▶ _The request_: Give the number of lines in the data that hold the word "одну", and nothing else.

▶ _Supplied data_:
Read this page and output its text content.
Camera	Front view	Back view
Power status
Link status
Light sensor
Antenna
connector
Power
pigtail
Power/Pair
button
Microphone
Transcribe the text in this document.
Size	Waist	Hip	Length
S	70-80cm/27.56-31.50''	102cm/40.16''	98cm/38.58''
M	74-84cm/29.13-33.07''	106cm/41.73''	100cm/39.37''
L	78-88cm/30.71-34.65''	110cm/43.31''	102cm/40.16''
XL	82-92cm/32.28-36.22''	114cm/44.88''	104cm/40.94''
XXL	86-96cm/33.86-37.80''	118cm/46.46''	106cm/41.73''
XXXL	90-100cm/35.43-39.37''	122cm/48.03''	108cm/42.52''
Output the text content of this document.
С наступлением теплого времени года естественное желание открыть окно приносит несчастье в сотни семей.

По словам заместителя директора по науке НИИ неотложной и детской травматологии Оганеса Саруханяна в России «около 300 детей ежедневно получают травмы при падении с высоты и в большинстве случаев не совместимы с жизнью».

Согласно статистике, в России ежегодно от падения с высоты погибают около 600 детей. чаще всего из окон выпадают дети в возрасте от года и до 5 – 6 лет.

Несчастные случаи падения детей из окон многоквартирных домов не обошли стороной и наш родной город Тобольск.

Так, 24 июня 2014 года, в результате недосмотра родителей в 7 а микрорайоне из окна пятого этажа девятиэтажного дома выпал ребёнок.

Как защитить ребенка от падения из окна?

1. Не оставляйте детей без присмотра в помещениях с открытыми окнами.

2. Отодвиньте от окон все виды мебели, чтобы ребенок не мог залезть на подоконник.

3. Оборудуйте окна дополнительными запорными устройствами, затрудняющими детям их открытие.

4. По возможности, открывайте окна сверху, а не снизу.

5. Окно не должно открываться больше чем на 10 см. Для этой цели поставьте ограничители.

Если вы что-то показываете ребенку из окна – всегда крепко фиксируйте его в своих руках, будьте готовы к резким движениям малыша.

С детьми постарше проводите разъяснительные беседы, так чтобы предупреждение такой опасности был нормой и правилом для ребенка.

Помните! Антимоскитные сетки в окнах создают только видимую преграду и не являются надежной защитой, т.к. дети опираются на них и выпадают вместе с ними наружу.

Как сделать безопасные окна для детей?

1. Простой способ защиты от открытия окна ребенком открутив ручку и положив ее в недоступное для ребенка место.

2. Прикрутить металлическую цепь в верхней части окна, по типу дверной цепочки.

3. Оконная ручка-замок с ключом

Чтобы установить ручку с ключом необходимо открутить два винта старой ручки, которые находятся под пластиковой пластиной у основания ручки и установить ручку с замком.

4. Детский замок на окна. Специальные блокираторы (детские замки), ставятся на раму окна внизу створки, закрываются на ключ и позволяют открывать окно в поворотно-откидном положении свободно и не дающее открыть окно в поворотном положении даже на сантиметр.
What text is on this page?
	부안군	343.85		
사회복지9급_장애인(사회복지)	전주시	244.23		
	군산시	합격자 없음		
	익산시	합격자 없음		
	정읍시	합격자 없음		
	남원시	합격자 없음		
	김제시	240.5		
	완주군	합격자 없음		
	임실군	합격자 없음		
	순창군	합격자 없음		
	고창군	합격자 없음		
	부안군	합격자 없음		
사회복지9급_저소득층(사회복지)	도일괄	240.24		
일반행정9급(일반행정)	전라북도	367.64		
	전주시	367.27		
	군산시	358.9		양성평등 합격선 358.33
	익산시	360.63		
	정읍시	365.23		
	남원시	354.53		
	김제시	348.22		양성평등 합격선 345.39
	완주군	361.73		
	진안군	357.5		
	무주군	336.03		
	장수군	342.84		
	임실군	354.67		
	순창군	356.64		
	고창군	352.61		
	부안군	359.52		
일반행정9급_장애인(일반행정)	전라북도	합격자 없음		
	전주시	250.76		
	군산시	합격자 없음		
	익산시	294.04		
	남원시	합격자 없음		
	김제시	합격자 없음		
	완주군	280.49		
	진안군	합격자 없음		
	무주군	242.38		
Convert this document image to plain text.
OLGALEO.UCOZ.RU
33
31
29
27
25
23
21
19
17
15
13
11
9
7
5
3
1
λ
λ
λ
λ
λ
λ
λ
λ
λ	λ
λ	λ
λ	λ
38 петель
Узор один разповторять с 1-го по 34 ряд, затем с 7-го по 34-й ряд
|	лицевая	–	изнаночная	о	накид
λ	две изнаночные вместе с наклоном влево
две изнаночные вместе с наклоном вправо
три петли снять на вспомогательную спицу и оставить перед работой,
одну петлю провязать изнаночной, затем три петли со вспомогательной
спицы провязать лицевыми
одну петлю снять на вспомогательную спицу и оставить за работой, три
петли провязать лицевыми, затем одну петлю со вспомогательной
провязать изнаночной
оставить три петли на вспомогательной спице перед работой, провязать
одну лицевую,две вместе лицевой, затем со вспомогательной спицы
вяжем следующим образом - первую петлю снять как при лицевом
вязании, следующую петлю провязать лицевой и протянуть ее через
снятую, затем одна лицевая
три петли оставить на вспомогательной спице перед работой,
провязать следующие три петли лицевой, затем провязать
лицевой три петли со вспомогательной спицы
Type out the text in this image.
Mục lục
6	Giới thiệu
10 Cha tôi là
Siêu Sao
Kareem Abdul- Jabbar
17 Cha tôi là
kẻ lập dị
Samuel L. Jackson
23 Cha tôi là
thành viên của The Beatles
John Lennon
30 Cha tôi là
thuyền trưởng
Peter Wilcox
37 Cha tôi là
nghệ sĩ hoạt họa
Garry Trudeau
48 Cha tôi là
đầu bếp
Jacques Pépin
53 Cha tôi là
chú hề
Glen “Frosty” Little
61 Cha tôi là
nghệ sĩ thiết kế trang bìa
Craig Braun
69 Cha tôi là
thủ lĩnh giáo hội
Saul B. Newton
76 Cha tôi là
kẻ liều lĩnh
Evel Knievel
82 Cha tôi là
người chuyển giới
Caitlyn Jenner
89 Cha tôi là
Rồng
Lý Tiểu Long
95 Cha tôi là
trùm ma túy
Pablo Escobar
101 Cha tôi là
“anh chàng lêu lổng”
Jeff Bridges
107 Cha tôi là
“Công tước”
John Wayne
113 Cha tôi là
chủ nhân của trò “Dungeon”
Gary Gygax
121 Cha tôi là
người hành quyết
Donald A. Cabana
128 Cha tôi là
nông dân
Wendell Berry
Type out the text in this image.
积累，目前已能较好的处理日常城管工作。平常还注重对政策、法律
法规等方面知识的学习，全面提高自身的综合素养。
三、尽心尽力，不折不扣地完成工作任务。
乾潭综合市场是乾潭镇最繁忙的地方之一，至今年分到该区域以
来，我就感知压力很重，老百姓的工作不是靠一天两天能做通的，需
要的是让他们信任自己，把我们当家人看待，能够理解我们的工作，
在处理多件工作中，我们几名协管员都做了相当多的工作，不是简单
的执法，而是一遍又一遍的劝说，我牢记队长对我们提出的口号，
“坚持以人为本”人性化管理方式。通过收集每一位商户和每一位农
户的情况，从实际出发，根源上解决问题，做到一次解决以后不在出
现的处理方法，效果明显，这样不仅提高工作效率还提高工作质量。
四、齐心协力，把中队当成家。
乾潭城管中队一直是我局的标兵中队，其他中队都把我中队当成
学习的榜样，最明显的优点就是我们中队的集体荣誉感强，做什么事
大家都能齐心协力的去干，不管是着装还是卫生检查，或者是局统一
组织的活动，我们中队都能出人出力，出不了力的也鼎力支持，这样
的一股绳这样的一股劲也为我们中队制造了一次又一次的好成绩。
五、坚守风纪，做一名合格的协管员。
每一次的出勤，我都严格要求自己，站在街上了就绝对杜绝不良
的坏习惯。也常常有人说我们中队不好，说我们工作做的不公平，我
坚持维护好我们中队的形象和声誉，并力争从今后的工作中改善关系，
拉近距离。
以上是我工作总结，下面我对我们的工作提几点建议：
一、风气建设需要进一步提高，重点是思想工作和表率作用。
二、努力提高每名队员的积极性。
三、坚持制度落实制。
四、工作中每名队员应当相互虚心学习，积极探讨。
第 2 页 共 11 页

▶ _Result below_: 4